(Dataset rows)
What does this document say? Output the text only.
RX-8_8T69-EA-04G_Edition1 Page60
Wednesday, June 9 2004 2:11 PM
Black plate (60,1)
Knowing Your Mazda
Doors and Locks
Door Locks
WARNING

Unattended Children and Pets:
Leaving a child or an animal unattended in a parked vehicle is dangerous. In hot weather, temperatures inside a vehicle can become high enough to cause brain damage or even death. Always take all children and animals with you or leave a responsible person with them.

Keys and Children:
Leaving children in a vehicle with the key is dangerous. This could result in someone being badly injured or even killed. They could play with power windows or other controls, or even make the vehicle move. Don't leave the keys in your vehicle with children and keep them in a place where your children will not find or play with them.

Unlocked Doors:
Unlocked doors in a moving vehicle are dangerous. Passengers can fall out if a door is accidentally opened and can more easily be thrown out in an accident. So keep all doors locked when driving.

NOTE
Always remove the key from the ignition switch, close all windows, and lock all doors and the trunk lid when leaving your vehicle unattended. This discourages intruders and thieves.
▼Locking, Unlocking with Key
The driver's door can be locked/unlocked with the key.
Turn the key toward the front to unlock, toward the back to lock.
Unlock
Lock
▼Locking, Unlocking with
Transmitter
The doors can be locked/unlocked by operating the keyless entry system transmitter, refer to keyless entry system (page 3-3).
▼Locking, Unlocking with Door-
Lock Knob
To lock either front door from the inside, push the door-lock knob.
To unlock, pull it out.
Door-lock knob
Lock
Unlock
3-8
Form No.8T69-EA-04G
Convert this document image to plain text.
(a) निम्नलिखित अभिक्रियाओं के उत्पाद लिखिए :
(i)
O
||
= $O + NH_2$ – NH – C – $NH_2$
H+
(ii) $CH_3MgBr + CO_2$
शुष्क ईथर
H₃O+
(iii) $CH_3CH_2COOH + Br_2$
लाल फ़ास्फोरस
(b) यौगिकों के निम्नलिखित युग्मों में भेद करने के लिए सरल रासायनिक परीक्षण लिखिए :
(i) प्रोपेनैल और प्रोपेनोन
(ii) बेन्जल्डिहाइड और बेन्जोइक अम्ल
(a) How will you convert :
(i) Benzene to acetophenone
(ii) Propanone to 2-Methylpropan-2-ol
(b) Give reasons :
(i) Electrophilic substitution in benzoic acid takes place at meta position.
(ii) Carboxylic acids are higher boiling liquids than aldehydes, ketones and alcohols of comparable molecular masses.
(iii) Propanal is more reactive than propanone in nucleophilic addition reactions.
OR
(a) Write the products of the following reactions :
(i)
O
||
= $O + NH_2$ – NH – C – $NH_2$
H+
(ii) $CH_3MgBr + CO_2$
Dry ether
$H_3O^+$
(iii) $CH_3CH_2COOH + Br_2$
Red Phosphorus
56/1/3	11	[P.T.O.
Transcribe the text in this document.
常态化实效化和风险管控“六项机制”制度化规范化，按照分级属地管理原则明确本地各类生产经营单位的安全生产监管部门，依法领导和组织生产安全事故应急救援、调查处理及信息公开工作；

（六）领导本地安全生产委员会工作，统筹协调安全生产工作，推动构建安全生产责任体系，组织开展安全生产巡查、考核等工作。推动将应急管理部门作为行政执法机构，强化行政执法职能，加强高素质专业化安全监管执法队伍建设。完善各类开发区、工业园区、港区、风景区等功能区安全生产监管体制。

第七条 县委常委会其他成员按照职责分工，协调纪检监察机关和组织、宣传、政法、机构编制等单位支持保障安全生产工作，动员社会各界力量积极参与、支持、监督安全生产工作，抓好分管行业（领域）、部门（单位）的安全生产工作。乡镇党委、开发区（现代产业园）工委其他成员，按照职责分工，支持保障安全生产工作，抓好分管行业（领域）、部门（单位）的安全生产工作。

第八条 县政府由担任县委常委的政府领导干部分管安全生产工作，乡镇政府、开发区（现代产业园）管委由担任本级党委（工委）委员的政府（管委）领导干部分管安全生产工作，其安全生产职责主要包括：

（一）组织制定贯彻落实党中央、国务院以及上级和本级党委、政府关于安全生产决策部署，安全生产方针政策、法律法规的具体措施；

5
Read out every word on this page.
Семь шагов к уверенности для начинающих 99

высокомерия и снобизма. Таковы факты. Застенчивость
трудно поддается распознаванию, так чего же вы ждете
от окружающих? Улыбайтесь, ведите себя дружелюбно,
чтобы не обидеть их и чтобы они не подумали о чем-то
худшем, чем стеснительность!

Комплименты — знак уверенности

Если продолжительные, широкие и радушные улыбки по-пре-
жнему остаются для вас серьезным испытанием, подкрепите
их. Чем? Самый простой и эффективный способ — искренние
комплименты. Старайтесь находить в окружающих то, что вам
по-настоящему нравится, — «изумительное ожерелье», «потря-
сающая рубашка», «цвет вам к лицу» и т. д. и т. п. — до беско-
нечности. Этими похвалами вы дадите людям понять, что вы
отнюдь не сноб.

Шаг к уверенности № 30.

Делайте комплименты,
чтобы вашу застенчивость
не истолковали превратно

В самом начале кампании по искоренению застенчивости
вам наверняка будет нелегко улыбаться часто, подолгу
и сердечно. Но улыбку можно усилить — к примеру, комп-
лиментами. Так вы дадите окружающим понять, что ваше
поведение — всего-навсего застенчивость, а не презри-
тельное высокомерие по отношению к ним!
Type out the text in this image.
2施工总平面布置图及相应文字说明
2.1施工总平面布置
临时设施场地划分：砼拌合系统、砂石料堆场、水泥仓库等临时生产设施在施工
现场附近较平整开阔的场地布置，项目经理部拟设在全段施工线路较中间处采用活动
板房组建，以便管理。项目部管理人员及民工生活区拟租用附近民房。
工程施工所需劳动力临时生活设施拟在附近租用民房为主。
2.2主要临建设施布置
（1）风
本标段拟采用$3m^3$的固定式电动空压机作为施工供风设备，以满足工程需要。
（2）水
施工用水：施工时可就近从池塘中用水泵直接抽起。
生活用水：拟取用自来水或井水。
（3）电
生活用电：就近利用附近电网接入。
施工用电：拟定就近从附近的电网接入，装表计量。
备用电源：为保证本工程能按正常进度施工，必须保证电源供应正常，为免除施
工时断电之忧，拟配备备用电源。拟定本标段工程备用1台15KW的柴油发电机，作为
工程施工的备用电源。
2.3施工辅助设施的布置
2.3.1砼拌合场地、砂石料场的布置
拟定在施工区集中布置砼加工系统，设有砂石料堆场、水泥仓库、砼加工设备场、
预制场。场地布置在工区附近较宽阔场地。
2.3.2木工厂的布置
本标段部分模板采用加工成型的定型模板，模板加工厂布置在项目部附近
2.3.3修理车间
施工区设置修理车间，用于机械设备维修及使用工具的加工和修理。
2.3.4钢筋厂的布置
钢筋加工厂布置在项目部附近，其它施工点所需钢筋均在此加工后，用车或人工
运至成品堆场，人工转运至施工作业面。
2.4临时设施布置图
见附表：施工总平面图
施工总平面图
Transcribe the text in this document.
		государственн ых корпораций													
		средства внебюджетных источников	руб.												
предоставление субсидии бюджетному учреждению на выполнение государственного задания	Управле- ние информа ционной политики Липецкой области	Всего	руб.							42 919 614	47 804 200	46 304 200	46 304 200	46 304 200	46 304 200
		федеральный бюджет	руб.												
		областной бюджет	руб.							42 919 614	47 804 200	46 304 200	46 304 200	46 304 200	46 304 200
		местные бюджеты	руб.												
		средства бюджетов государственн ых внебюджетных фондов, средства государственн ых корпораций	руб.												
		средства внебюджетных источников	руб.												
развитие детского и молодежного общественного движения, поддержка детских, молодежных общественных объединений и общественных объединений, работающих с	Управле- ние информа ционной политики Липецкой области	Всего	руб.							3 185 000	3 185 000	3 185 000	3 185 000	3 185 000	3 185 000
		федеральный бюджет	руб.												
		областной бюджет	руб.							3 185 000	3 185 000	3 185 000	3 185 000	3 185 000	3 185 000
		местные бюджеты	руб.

• **What to do**
Across the records above, count the lines holding "will" and reply with that number alone.

• **Answer for the task**
2